■ SHORT PROBLEM:
Each line that holds the word "Nitrogen" counts once; report the total and nothing else.

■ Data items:
^^^^^^^^

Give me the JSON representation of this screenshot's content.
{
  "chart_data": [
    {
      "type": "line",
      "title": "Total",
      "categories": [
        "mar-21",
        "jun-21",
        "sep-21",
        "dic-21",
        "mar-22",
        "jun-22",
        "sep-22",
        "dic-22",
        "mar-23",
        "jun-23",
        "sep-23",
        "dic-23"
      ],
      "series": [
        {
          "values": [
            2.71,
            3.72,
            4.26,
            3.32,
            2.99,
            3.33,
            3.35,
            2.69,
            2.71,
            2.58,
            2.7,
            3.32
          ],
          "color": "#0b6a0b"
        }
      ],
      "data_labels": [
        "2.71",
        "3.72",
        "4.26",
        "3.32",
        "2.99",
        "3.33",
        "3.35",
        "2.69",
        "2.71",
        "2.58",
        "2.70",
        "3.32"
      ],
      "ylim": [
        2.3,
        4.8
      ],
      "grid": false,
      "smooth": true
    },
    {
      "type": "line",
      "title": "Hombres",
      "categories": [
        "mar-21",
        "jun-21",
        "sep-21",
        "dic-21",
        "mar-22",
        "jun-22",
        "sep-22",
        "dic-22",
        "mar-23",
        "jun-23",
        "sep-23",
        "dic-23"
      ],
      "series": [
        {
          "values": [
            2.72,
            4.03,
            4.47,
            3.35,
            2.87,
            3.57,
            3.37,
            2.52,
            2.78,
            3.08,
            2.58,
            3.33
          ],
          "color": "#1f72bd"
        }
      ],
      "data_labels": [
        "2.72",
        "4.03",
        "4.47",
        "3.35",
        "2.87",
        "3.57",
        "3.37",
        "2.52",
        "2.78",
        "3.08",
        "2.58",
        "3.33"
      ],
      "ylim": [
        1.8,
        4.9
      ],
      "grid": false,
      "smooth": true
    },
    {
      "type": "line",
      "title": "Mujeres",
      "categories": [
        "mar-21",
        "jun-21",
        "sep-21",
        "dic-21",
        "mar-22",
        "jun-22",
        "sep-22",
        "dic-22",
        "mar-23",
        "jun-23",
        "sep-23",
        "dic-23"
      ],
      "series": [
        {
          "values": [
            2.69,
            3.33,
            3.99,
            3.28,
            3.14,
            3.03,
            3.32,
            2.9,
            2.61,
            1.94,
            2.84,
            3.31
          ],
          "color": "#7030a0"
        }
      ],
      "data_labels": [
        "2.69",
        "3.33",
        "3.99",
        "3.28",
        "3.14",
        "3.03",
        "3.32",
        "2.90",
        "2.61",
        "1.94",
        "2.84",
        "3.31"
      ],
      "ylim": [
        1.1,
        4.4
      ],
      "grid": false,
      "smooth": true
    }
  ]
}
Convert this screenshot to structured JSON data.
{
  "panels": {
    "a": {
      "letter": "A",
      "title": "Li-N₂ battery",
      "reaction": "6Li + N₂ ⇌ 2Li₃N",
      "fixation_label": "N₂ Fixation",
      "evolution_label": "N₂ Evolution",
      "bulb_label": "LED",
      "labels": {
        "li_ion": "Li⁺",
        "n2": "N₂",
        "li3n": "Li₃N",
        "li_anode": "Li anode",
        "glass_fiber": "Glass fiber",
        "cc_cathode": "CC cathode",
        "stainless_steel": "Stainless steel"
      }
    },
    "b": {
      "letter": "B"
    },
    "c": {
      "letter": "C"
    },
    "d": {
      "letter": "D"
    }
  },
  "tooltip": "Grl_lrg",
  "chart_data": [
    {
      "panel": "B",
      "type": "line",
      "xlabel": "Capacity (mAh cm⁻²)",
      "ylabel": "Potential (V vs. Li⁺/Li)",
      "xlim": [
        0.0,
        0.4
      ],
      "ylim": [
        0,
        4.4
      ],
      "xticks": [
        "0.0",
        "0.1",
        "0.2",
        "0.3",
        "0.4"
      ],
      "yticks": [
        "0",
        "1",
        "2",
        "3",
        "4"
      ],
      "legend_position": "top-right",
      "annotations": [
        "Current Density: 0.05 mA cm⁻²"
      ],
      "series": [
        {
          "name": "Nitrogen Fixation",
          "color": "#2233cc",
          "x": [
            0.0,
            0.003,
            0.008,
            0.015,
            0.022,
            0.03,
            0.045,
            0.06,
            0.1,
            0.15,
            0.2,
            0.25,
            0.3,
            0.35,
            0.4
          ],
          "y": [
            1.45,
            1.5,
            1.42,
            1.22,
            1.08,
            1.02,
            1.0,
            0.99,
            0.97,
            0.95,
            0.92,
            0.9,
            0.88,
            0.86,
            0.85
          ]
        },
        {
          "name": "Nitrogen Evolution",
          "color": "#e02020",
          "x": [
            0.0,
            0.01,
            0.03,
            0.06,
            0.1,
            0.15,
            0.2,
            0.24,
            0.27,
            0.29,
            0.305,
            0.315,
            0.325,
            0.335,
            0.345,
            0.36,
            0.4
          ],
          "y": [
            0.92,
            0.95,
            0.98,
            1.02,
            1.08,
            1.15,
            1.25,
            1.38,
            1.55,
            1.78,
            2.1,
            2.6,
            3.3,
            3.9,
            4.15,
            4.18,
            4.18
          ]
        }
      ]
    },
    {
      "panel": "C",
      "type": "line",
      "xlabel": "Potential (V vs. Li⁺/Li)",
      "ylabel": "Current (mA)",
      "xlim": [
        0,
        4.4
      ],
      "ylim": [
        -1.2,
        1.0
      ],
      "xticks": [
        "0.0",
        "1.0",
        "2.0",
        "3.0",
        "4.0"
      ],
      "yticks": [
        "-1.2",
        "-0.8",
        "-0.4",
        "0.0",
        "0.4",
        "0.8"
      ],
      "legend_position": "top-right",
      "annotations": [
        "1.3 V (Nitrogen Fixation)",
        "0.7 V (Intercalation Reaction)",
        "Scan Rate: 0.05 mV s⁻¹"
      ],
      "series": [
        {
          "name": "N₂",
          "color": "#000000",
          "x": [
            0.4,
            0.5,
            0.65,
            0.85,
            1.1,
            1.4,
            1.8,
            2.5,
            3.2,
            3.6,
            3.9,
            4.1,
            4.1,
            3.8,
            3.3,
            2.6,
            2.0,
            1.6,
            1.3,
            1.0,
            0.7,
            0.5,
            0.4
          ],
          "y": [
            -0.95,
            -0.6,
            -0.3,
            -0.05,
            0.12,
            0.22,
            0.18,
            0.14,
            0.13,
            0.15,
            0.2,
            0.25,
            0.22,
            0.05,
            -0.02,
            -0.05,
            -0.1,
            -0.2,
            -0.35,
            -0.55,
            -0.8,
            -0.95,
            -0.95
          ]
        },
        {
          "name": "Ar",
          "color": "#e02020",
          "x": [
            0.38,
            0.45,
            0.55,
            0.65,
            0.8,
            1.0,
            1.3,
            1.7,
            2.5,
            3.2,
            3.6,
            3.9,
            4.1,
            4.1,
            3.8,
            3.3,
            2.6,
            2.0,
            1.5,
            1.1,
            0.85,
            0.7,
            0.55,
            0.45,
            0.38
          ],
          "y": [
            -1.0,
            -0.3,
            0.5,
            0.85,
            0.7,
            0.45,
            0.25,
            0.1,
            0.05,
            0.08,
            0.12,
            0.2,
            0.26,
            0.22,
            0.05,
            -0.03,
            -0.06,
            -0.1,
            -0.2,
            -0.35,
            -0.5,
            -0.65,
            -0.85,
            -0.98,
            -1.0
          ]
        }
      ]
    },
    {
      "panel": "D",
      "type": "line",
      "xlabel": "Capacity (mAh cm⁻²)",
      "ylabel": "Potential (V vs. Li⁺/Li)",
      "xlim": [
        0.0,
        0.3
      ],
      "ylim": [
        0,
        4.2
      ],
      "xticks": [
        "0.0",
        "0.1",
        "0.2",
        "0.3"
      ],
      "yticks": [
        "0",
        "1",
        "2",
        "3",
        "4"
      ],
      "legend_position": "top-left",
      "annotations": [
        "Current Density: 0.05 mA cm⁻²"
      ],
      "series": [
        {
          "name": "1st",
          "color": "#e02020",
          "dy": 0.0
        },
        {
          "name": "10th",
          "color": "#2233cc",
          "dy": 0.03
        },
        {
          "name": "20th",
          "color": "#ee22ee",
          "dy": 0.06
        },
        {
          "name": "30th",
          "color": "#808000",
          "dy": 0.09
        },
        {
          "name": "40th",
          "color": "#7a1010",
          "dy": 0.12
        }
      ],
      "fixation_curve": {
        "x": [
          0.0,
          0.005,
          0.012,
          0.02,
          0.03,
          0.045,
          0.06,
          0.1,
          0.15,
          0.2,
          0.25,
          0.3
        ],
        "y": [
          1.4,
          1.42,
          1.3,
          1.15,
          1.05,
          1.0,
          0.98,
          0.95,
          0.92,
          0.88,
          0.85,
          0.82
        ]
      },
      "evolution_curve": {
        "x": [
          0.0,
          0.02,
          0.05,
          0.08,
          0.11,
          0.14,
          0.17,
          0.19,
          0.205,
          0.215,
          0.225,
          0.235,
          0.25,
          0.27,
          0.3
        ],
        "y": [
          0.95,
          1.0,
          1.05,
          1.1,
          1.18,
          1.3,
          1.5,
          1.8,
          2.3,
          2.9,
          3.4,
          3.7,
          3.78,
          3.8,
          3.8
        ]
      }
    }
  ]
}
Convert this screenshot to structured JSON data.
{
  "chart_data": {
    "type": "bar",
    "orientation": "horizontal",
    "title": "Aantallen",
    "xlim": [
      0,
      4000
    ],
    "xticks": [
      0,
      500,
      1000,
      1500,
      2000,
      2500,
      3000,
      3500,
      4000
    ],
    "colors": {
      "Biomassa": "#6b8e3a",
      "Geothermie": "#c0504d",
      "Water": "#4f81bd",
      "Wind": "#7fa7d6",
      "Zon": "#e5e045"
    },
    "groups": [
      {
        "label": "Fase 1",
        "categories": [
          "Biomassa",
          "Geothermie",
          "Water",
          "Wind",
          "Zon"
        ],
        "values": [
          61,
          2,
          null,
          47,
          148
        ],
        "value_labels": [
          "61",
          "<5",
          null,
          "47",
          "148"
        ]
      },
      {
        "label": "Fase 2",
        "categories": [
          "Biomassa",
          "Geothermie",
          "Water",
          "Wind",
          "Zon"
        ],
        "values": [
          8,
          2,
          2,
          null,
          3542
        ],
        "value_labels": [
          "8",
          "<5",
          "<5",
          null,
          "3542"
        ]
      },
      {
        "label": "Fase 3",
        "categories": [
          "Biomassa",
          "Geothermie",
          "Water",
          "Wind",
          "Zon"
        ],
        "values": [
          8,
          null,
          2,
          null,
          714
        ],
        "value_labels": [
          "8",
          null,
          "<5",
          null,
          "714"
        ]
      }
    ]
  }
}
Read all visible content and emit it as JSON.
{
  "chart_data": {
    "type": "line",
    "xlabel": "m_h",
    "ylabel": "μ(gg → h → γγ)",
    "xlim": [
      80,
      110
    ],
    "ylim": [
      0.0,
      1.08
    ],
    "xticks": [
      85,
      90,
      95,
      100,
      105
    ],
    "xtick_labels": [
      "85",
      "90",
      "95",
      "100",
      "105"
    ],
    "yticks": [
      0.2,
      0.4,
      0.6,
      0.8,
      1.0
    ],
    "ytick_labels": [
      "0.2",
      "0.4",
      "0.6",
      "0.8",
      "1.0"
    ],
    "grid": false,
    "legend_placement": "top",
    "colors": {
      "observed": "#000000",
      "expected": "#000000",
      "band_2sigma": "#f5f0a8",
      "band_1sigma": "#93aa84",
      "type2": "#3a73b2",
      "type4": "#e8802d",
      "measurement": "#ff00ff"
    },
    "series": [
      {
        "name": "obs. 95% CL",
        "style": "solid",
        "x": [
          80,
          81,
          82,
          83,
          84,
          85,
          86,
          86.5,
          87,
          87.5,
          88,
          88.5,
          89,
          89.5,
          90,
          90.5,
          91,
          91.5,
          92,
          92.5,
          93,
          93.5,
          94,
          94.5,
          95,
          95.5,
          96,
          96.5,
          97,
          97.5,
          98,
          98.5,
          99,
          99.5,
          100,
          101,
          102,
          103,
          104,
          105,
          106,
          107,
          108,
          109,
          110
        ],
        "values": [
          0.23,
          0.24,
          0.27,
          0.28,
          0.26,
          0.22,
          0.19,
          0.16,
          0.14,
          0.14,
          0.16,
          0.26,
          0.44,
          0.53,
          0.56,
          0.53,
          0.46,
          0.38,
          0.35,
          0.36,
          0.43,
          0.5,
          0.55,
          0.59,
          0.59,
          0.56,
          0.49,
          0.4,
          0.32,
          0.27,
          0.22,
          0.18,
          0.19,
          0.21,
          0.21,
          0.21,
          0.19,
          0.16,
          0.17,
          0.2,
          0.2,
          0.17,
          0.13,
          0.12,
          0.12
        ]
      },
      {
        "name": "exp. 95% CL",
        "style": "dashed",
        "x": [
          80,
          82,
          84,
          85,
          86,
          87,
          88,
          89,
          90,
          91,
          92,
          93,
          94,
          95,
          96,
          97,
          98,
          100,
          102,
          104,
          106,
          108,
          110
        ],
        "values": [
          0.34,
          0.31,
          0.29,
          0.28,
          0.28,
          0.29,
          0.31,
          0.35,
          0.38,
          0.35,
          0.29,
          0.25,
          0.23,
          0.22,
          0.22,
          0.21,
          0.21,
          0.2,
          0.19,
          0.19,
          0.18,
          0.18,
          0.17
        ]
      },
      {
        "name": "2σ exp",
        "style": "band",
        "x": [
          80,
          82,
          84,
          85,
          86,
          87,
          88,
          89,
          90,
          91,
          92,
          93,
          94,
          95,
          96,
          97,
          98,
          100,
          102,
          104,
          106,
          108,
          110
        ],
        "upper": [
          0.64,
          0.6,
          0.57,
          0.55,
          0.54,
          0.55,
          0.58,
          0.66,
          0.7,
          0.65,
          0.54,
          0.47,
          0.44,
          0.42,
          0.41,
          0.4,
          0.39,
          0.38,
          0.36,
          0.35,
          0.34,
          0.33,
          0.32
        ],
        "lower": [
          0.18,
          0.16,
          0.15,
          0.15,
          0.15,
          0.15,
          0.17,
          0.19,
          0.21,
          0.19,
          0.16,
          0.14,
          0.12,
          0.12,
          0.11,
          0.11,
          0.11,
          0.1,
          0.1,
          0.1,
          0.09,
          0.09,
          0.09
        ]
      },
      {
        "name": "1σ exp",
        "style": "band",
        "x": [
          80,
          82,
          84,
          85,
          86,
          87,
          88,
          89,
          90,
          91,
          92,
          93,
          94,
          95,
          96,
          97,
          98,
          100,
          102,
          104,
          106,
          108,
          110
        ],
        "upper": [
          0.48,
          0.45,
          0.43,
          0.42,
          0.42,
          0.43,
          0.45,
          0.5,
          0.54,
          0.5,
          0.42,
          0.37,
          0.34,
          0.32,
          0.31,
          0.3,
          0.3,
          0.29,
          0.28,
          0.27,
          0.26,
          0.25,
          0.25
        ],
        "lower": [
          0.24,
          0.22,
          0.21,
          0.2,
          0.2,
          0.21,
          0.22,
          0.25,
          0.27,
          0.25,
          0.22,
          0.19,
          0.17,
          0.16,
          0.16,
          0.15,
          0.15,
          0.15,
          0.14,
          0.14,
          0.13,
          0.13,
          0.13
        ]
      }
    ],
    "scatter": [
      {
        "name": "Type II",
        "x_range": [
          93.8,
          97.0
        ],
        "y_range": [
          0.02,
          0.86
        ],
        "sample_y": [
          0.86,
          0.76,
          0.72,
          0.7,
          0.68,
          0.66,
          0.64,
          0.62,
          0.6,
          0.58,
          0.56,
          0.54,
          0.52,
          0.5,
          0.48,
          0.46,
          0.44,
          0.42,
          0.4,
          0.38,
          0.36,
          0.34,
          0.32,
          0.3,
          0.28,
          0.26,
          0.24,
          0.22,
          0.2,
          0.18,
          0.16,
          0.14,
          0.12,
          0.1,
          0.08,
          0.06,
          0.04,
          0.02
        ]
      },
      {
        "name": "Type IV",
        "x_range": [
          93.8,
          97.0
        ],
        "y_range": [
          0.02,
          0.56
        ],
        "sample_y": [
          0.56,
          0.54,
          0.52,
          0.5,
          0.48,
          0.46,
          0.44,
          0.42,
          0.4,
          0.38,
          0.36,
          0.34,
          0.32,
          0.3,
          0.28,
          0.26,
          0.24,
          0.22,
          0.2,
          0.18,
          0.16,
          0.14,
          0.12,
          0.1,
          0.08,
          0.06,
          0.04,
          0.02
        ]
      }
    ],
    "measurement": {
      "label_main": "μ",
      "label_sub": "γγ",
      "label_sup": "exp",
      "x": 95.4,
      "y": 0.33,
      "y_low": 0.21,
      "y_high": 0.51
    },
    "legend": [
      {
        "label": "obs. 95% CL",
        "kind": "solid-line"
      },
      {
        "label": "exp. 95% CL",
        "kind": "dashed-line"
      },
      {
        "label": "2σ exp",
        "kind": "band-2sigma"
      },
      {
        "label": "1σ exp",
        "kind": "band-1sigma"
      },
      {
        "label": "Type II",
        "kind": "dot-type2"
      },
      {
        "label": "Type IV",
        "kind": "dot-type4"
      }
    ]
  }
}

^^^^^^^^

■ RESPONSE TO THIS TASK:
3